Go through the data and copy every line exactly, but not the images.

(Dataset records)

***

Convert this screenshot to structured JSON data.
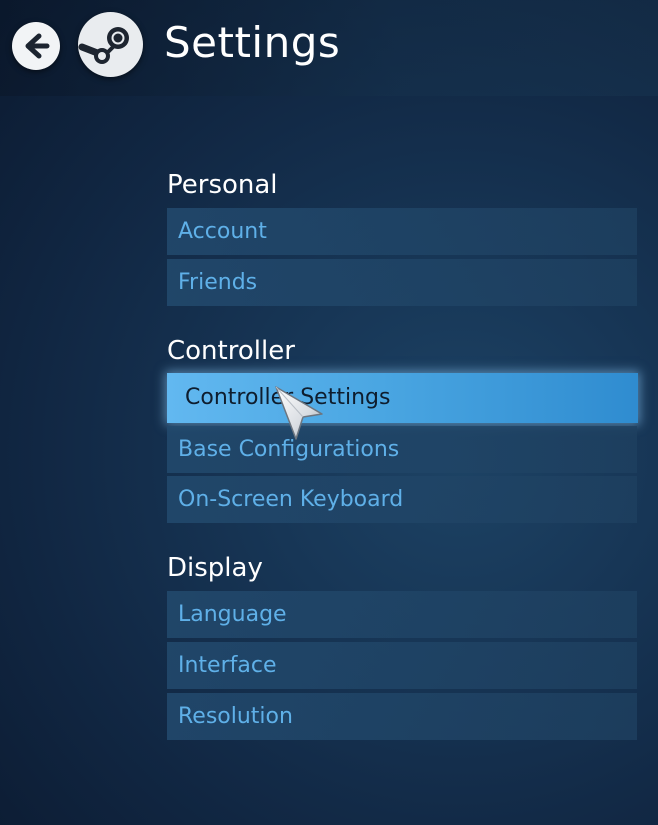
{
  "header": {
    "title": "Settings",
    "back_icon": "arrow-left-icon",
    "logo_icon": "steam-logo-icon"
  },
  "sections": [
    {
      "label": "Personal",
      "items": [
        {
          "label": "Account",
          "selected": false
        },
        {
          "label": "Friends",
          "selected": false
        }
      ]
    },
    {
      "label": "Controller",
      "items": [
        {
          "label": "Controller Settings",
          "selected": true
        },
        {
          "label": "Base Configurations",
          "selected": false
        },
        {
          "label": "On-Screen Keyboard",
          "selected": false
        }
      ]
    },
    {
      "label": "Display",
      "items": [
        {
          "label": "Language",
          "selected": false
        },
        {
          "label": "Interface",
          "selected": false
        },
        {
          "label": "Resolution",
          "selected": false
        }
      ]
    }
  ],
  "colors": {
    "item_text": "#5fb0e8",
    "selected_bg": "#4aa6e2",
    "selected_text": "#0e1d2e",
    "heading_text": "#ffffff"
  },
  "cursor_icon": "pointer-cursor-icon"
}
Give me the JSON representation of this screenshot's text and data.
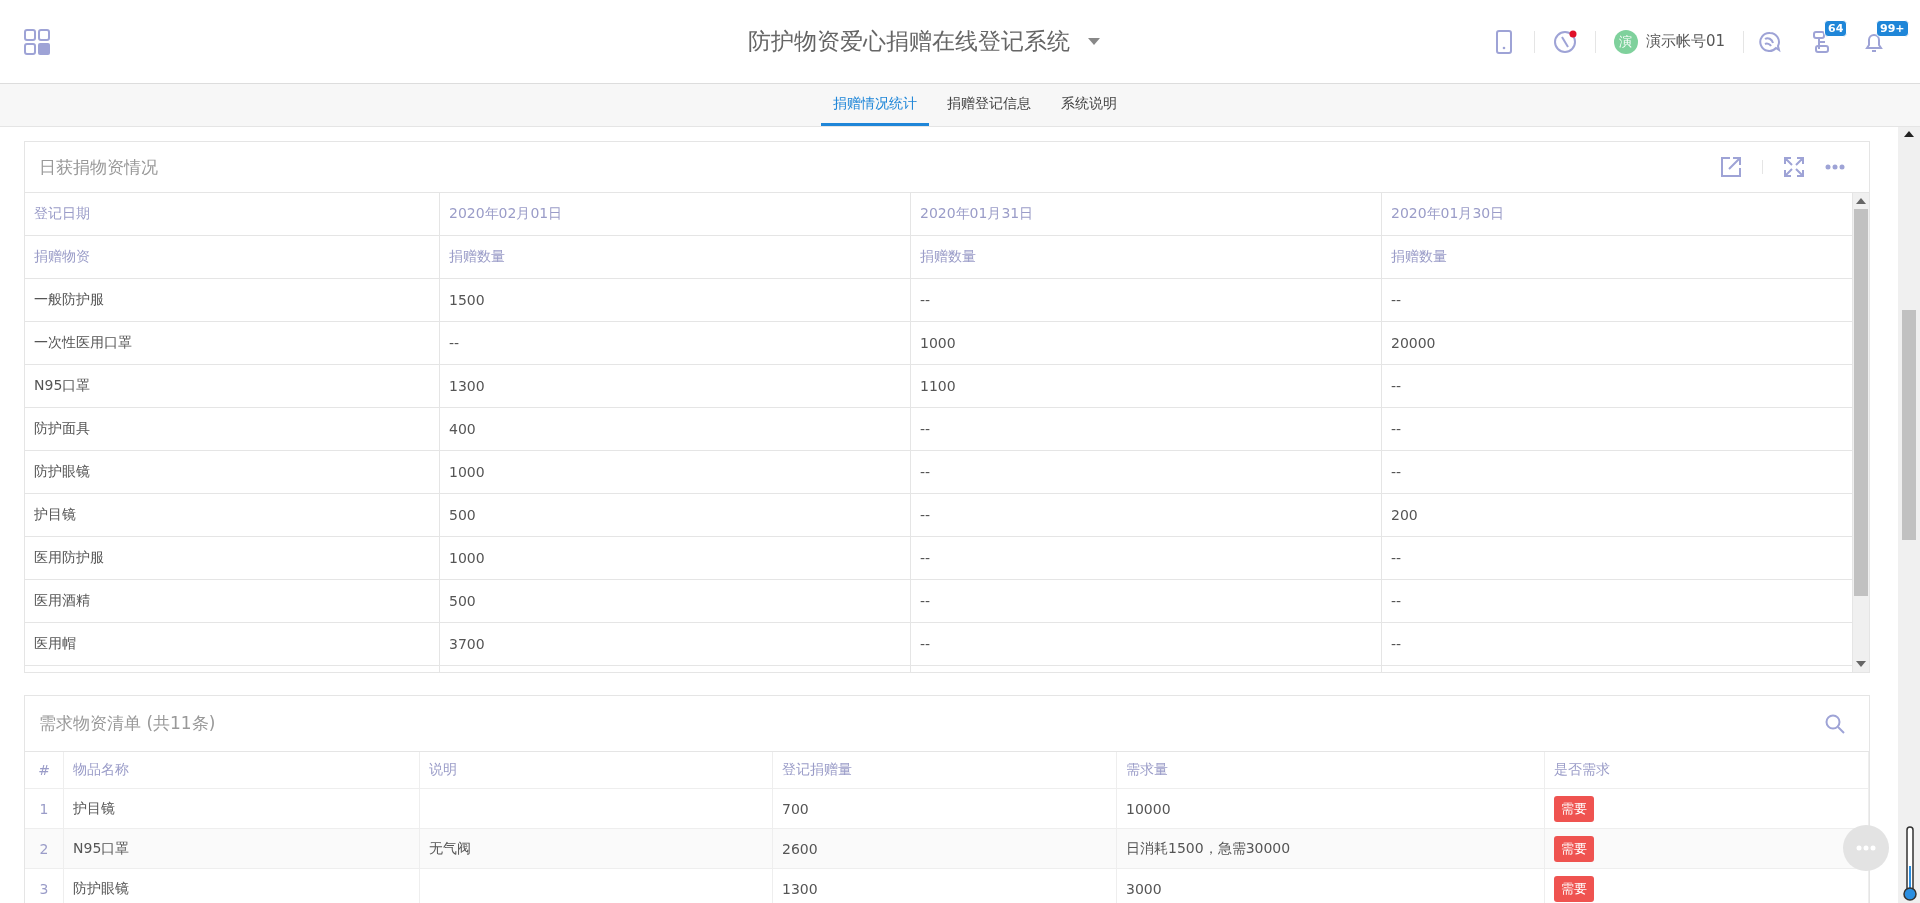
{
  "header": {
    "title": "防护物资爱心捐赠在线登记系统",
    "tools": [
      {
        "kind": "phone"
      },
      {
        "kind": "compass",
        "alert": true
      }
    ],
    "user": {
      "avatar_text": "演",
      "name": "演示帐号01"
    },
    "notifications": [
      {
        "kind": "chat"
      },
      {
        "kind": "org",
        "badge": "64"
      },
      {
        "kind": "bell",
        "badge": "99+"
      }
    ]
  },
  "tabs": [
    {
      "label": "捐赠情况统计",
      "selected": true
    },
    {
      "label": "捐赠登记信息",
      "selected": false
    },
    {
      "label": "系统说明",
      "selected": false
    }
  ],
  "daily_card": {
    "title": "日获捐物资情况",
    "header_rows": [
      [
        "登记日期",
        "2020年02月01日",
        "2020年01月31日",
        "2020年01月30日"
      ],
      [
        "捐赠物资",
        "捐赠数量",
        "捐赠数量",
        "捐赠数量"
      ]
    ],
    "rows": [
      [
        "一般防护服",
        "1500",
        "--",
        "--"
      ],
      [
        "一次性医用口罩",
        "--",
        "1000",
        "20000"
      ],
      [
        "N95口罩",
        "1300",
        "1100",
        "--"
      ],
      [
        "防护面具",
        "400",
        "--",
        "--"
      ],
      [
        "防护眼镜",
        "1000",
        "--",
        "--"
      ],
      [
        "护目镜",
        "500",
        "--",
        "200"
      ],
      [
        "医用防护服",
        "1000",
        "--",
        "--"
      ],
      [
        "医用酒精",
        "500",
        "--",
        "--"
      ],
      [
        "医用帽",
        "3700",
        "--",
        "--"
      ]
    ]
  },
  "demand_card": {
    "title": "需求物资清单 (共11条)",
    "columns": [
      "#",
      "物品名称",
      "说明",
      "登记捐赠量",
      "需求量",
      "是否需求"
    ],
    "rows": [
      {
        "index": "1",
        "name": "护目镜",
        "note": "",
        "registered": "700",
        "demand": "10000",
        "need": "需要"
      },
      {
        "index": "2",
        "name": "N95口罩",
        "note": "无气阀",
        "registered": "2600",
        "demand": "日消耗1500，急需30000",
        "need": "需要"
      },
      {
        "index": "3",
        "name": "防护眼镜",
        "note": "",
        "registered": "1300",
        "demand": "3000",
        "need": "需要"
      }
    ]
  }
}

***

→ ANSWER:
Convert this screenshot to structured JSON data.
{
  "header": {
    "title": "Settings",
    "back_icon": "arrow-left-icon",
    "logo_icon": "steam-logo-icon"
  },
  "sections": [
    {
      "label": "Personal",
      "items": [
        {
          "label": "Account",
          "selected": false
        },
        {
          "label": "Friends",
          "selected": false
        }
      ]
    },
    {
      "label": "Controller",
      "items": [
        {
          "label": "Controller Settings",
          "selected": true
        },
        {
          "label": "Base Configurations",
          "selected": false
        },
        {
          "label": "On-Screen Keyboard",
          "selected": false
        }
      ]
    },
    {
      "label": "Display",
      "items": [
        {
          "label": "Language",
          "selected": false
        },
        {
          "label": "Interface",
          "selected": false
        },
        {
          "label": "Resolution",
          "selected": false
        }
      ]
    }
  ],
  "colors": {
    "item_text": "#5fb0e8",
    "selected_bg": "#4aa6e2",
    "selected_text": "#0e1d2e",
    "heading_text": "#ffffff"
  },
  "cursor_icon": "pointer-cursor-icon"
}
Give me the JSON representation of this screenshot's text and data.
{
  "header": {
    "title": "防护物资爱心捐赠在线登记系统",
    "tools": [
      {
        "kind": "phone"
      },
      {
        "kind": "compass",
        "alert": true
      }
    ],
    "user": {
      "avatar_text": "演",
      "name": "演示帐号01"
    },
    "notifications": [
      {
        "kind": "chat"
      },
      {
        "kind": "org",
        "badge": "64"
      },
      {
        "kind": "bell",
        "badge": "99+"
      }
    ]
  },
  "tabs": [
    {
      "label": "捐赠情况统计",
      "selected": true
    },
    {
      "label": "捐赠登记信息",
      "selected": false
    },
    {
      "label": "系统说明",
      "selected": false
    }
  ],
  "daily_card": {
    "title": "日获捐物资情况",
    "header_rows": [
      [
        "登记日期",
        "2020年02月01日",
        "2020年01月31日",
        "2020年01月30日"
      ],
      [
        "捐赠物资",
        "捐赠数量",
        "捐赠数量",
        "捐赠数量"
      ]
    ],
    "rows": [
      [
        "一般防护服",
        "1500",
        "--",
        "--"
      ],
      [
        "一次性医用口罩",
        "--",
        "1000",
        "20000"
      ],
      [
        "N95口罩",
        "1300",
        "1100",
        "--"
      ],
      [
        "防护面具",
        "400",
        "--",
        "--"
      ],
      [
        "防护眼镜",
        "1000",
        "--",
        "--"
      ],
      [
        "护目镜",
        "500",
        "--",
        "200"
      ],
      [
        "医用防护服",
        "1000",
        "--",
        "--"
      ],
      [
        "医用酒精",
        "500",
        "--",
        "--"
      ],
      [
        "医用帽",
        "3700",
        "--",
        "--"
      ]
    ]
  },
  "demand_card": {
    "title": "需求物资清单 (共11条)",
    "columns": [
      "#",
      "物品名称",
      "说明",
      "登记捐赠量",
      "需求量",
      "是否需求"
    ],
    "rows": [
      {
        "index": "1",
        "name": "护目镜",
        "note": "",
        "registered": "700",
        "demand": "10000",
        "need": "需要"
      },
      {
        "index": "2",
        "name": "N95口罩",
        "note": "无气阀",
        "registered": "2600",
        "demand": "日消耗1500，急需30000",
        "need": "需要"
      },
      {
        "index": "3",
        "name": "防护眼镜",
        "note": "",
        "registered": "1300",
        "demand": "3000",
        "need": "需要"
      }
    ]
  }
}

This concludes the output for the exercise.